Data supplied ::
----
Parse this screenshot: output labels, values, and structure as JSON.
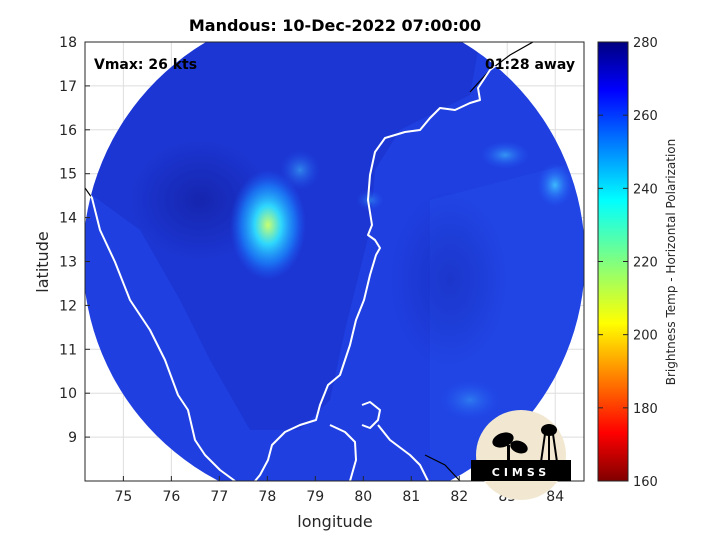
{
  "title": "Mandous: 10-Dec-2022 07:00:00",
  "vmax_label": "Vmax: 26 kts",
  "away_label": "01:28 away",
  "xlabel": "longitude",
  "ylabel": "latitude",
  "colorbar_label": "Brightness Temp - Horizontal Polarization",
  "logo_text": "CIMSS",
  "x_ticks": [
    "75",
    "76",
    "77",
    "78",
    "79",
    "80",
    "81",
    "82",
    "83",
    "84"
  ],
  "y_ticks": [
    "9",
    "10",
    "11",
    "12",
    "13",
    "14",
    "15",
    "16",
    "17",
    "18"
  ],
  "colorbar_ticks": [
    "280",
    "260",
    "240",
    "220",
    "200",
    "180",
    "160"
  ],
  "map_data": {
    "x_range": [
      74.2,
      84.6
    ],
    "y_range": [
      8.0,
      18.0
    ],
    "colorbar_range": [
      160,
      280
    ],
    "colormap": "jet",
    "grid": true
  },
  "colors": {
    "swath_base": "#1f3fe0",
    "land_dark": "#1a2fc8",
    "coastline": "#ffffff",
    "outside_coast": "#000000",
    "background": "#ffffff"
  }
}
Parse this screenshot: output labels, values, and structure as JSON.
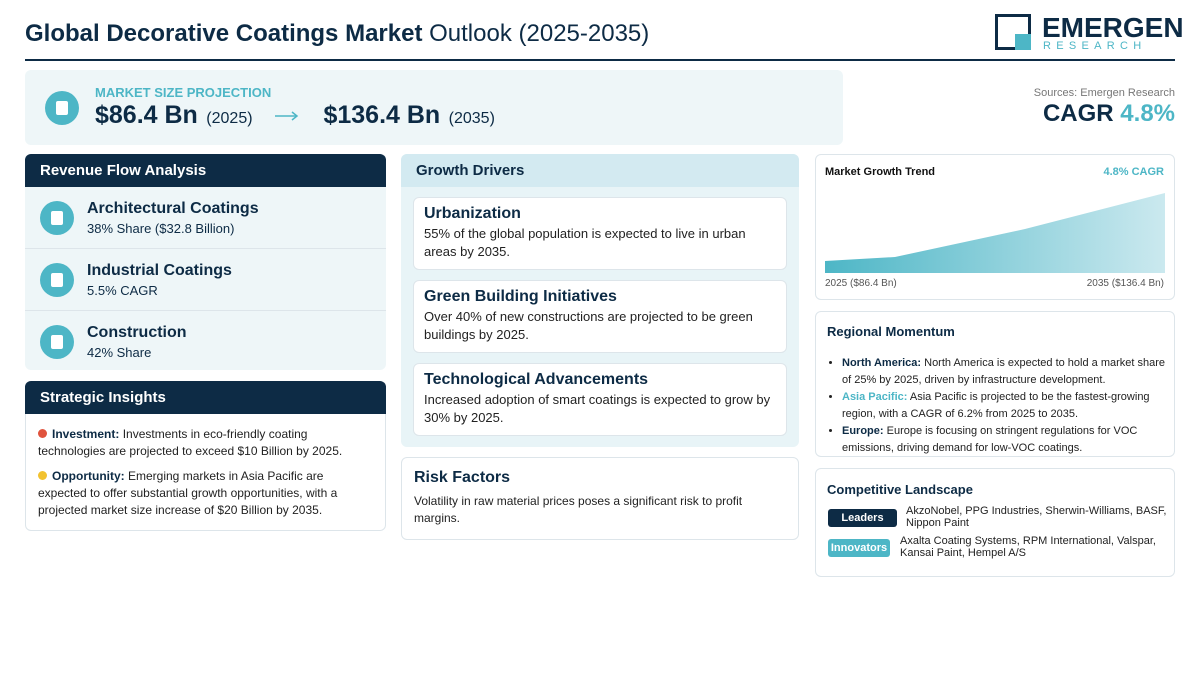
{
  "header": {
    "title_bold": "Global Decorative Coatings Market",
    "title_rest": "Outlook (2025-2035)",
    "logo_main": "EMERGEN",
    "logo_sub": "RESEARCH"
  },
  "projection": {
    "label": "MARKET SIZE PROJECTION",
    "start_value": "$86.4 Bn",
    "start_year": "(2025)",
    "end_value": "$136.4 Bn",
    "end_year": "(2035)"
  },
  "summary": {
    "sources": "Sources: Emergen Research",
    "cagr_label": "CAGR",
    "cagr_value": "4.8%"
  },
  "revenue_flow": {
    "title": "Revenue Flow Analysis",
    "items": [
      {
        "name": "Architectural Coatings",
        "detail": "38% Share ($32.8 Billion)"
      },
      {
        "name": "Industrial Coatings",
        "detail": "5.5% CAGR"
      },
      {
        "name": "Construction",
        "detail": "42% Share"
      }
    ]
  },
  "strategic_insights": {
    "title": "Strategic Insights",
    "items": [
      {
        "label": "Investment:",
        "text": "Investments in eco-friendly coating technologies are projected to exceed $10 Billion by 2025."
      },
      {
        "label": "Opportunity:",
        "text": "Emerging markets in Asia Pacific are expected to offer substantial growth opportunities, with a projected market size increase of $20 Billion by 2035."
      }
    ]
  },
  "growth_drivers": {
    "title": "Growth Drivers",
    "items": [
      {
        "title": "Urbanization",
        "text": "55% of the global population is expected to live in urban areas by 2035."
      },
      {
        "title": "Green Building Initiatives",
        "text": "Over 40% of new constructions are projected to be green buildings by 2025."
      },
      {
        "title": "Technological Advancements",
        "text": "Increased adoption of smart coatings is expected to grow by 30% by 2025."
      }
    ]
  },
  "risk_factors": {
    "title": "Risk Factors",
    "text": "Volatility in raw material prices poses a significant risk to profit margins."
  },
  "market_trend": {
    "title": "Market Growth Trend",
    "badge": "4.8% CAGR",
    "start_label": "2025 ($86.4 Bn)",
    "end_label": "2035 ($136.4 Bn)"
  },
  "regional_momentum": {
    "title": "Regional Momentum",
    "items": [
      {
        "region": "North America:",
        "color": "#0d2b45",
        "text": "North America is expected to hold a market share of 25% by 2025, driven by infrastructure development."
      },
      {
        "region": "Asia Pacific:",
        "color": "#4db6c6",
        "text": "Asia Pacific is projected to be the fastest-growing region, with a CAGR of 6.2% from 2025 to 2035."
      },
      {
        "region": "Europe:",
        "color": "#0d2b45",
        "text": "Europe is focusing on stringent regulations for VOC emissions, driving demand for low-VOC coatings."
      }
    ]
  },
  "competitive_landscape": {
    "title": "Competitive Landscape",
    "rows": [
      {
        "tag": "Leaders",
        "color": "#0d2b45",
        "companies": "AkzoNobel, PPG Industries, Sherwin-Williams, BASF, Nippon Paint"
      },
      {
        "tag": "Innovators",
        "color": "#4db6c6",
        "companies": "Axalta Coating Systems, RPM International, Valspar, Kansai Paint, Hempel A/S"
      }
    ]
  }
}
----
Direction :: Give every line back word for word and leave the pictures out.

Exercise result ::
Parse this screenshot: output labels, values, and structure as JSON.
{
  "title": "Mandous: 10-Dec-2022 07:00:00",
  "vmax_label": "Vmax: 26 kts",
  "away_label": "01:28 away",
  "xlabel": "longitude",
  "ylabel": "latitude",
  "colorbar_label": "Brightness Temp - Horizontal Polarization",
  "logo_text": "CIMSS",
  "x_ticks": [
    "75",
    "76",
    "77",
    "78",
    "79",
    "80",
    "81",
    "82",
    "83",
    "84"
  ],
  "y_ticks": [
    "9",
    "10",
    "11",
    "12",
    "13",
    "14",
    "15",
    "16",
    "17",
    "18"
  ],
  "colorbar_ticks": [
    "280",
    "260",
    "240",
    "220",
    "200",
    "180",
    "160"
  ],
  "map_data": {
    "x_range": [
      74.2,
      84.6
    ],
    "y_range": [
      8.0,
      18.0
    ],
    "colorbar_range": [
      160,
      280
    ],
    "colormap": "jet",
    "grid": true
  },
  "colors": {
    "swath_base": "#1f3fe0",
    "land_dark": "#1a2fc8",
    "coastline": "#ffffff",
    "outside_coast": "#000000",
    "background": "#ffffff"
  }
}
Parse this screenshot: output labels, values, and structure as JSON.
{
  "header": {
    "title_bold": "Global Decorative Coatings Market",
    "title_rest": "Outlook (2025-2035)",
    "logo_main": "EMERGEN",
    "logo_sub": "RESEARCH"
  },
  "projection": {
    "label": "MARKET SIZE PROJECTION",
    "start_value": "$86.4 Bn",
    "start_year": "(2025)",
    "end_value": "$136.4 Bn",
    "end_year": "(2035)"
  },
  "summary": {
    "sources": "Sources: Emergen Research",
    "cagr_label": "CAGR",
    "cagr_value": "4.8%"
  },
  "revenue_flow": {
    "title": "Revenue Flow Analysis",
    "items": [
      {
        "name": "Architectural Coatings",
        "detail": "38% Share ($32.8 Billion)"
      },
      {
        "name": "Industrial Coatings",
        "detail": "5.5% CAGR"
      },
      {
        "name": "Construction",
        "detail": "42% Share"
      }
    ]
  },
  "strategic_insights": {
    "title": "Strategic Insights",
    "items": [
      {
        "label": "Investment:",
        "text": "Investments in eco-friendly coating technologies are projected to exceed $10 Billion by 2025."
      },
      {
        "label": "Opportunity:",
        "text": "Emerging markets in Asia Pacific are expected to offer substantial growth opportunities, with a projected market size increase of $20 Billion by 2035."
      }
    ]
  },
  "growth_drivers": {
    "title": "Growth Drivers",
    "items": [
      {
        "title": "Urbanization",
        "text": "55% of the global population is expected to live in urban areas by 2035."
      },
      {
        "title": "Green Building Initiatives",
        "text": "Over 40% of new constructions are projected to be green buildings by 2025."
      },
      {
        "title": "Technological Advancements",
        "text": "Increased adoption of smart coatings is expected to grow by 30% by 2025."
      }
    ]
  },
  "risk_factors": {
    "title": "Risk Factors",
    "text": "Volatility in raw material prices poses a significant risk to profit margins."
  },
  "market_trend": {
    "title": "Market Growth Trend",
    "badge": "4.8% CAGR",
    "start_label": "2025 ($86.4 Bn)",
    "end_label": "2035 ($136.4 Bn)"
  },
  "regional_momentum": {
    "title": "Regional Momentum",
    "items": [
      {
        "region": "North America:",
        "color": "#0d2b45",
        "text": "North America is expected to hold a market share of 25% by 2025, driven by infrastructure development."
      },
      {
        "region": "Asia Pacific:",
        "color": "#4db6c6",
        "text": "Asia Pacific is projected to be the fastest-growing region, with a CAGR of 6.2% from 2025 to 2035."
      },
      {
        "region": "Europe:",
        "color": "#0d2b45",
        "text": "Europe is focusing on stringent regulations for VOC emissions, driving demand for low-VOC coatings."
      }
    ]
  },
  "competitive_landscape": {
    "title": "Competitive Landscape",
    "rows": [
      {
        "tag": "Leaders",
        "color": "#0d2b45",
        "companies": "AkzoNobel, PPG Industries, Sherwin-Williams, BASF, Nippon Paint"
      },
      {
        "tag": "Innovators",
        "color": "#4db6c6",
        "companies": "Axalta Coating Systems, RPM International, Valspar, Kansai Paint, Hempel A/S"
      }
    ]
  }
}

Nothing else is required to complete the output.